__ИСХОДНЫЙ ТЕКСТ__
━━━━━━━━━━━━━━━━━━━━━━━━━━━━━━

Генерал Каледин первым начал движение. Но увидев, что донцы отказали ему в повиновении, что на его призыв отозвались одни дети и сотня стариков, он, охваченный ужасом, застрелился.
Дети хотели спасти Россию, они взяли в свои детские руки трехцветный флаг, в их сердцах была Белая идея. Умирая, они смотрели туда, где на горе светились купола Новочеркасского собора.
Вспомнит ли Россия их подвиг? Будут ли говорить русским детям: “Будьте такими, какими были дети, умиравшие в степях Дона и Кубани за свою родину. Будьте всегда горячими, когда дело идет о России и русском народе, будьте чистыми душой, как те витязи Белой идеи!”

━━━━━━━━━━━━━━━━━━━━━━━━━━━━━━

__ПОСТАВЛЕННАЯ ЗАДАЧА 1__
Куда, согласно исходному тексту, смотрели умирающие дети?

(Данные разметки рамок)

━━━━━━━━━━━━━━━━━━━━━━━━━━━━━━

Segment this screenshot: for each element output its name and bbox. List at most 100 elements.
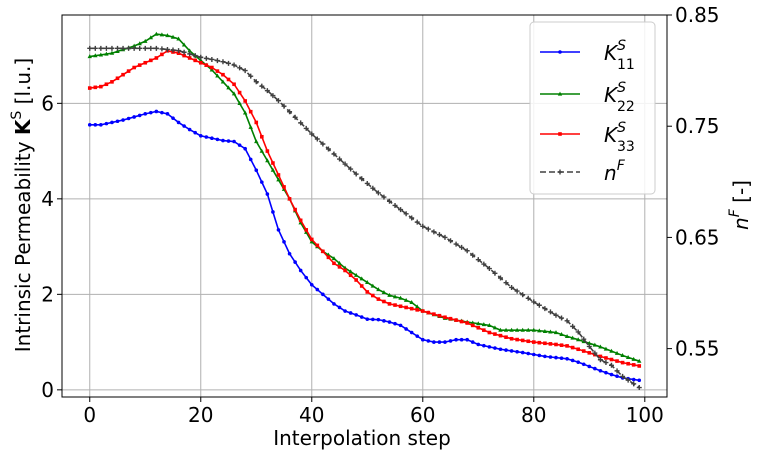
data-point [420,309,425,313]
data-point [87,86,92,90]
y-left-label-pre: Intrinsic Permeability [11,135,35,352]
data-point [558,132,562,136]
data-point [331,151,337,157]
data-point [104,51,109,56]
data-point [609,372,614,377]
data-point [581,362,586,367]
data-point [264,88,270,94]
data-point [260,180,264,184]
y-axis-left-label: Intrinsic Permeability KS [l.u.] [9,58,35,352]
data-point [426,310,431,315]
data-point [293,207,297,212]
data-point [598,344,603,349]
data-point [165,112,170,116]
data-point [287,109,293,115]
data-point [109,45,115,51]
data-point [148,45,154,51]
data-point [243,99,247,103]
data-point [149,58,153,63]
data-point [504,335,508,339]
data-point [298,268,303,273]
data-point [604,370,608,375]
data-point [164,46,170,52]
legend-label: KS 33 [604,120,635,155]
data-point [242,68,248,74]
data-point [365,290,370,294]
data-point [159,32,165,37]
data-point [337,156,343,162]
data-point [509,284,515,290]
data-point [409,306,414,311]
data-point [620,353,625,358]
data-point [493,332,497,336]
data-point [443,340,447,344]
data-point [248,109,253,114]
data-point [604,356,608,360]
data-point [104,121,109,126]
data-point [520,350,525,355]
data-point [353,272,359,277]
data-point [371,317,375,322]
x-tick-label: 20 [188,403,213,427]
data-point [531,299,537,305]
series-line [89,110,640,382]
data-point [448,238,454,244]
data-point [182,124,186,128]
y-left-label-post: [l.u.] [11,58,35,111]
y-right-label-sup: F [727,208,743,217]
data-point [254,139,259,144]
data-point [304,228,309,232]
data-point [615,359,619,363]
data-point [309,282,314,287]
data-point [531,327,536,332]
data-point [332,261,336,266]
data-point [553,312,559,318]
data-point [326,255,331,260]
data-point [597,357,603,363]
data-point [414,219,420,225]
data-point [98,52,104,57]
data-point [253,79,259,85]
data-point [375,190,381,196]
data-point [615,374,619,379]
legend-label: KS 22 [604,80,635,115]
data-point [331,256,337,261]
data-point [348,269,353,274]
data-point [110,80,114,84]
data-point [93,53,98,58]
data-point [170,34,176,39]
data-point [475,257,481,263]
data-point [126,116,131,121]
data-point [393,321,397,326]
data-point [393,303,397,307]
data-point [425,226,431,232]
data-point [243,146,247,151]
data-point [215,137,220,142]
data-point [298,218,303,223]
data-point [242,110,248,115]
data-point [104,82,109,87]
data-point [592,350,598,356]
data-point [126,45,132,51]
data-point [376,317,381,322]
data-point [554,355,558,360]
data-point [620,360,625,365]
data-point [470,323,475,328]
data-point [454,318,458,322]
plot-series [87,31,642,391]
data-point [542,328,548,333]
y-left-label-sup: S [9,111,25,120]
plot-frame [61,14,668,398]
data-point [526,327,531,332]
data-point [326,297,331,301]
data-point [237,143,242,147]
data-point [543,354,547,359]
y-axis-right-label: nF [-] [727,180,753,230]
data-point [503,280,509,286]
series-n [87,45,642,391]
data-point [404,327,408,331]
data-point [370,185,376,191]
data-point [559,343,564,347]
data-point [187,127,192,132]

━━━━━━━━━━━━━━━━━━━━━━━━━━━━━━

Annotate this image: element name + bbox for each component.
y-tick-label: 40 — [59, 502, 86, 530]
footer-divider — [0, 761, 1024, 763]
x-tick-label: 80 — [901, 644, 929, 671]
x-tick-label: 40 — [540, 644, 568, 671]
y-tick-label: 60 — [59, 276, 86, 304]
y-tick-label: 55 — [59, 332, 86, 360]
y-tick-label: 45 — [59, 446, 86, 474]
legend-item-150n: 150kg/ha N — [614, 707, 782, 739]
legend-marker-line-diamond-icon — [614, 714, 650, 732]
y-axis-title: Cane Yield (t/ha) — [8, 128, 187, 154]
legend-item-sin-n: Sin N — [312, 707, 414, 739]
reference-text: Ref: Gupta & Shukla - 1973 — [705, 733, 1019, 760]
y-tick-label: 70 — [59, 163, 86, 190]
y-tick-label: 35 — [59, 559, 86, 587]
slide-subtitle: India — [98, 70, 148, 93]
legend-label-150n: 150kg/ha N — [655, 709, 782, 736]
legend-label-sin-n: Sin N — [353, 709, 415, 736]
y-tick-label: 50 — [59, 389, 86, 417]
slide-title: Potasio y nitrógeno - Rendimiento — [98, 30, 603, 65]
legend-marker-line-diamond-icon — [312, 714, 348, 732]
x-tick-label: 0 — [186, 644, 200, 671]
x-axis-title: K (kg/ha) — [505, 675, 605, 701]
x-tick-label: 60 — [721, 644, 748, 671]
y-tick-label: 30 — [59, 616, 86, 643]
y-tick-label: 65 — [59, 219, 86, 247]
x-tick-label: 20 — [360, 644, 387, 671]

━━━━━━━━━━━━━━━━━━━━━━━━━━━━━━

__ПОСТАВЛЕННАЯ ЗАДАЧА 2__
Укажите только число строк в записях, содержащих строку "slide".

__ПИСЬМЕННЫЙ ОТВЕТ 1__
Туда, где на горе светились купола Новочеркасского собора.

__ПИСЬМЕННЫЙ ОТВЕТ 2__
2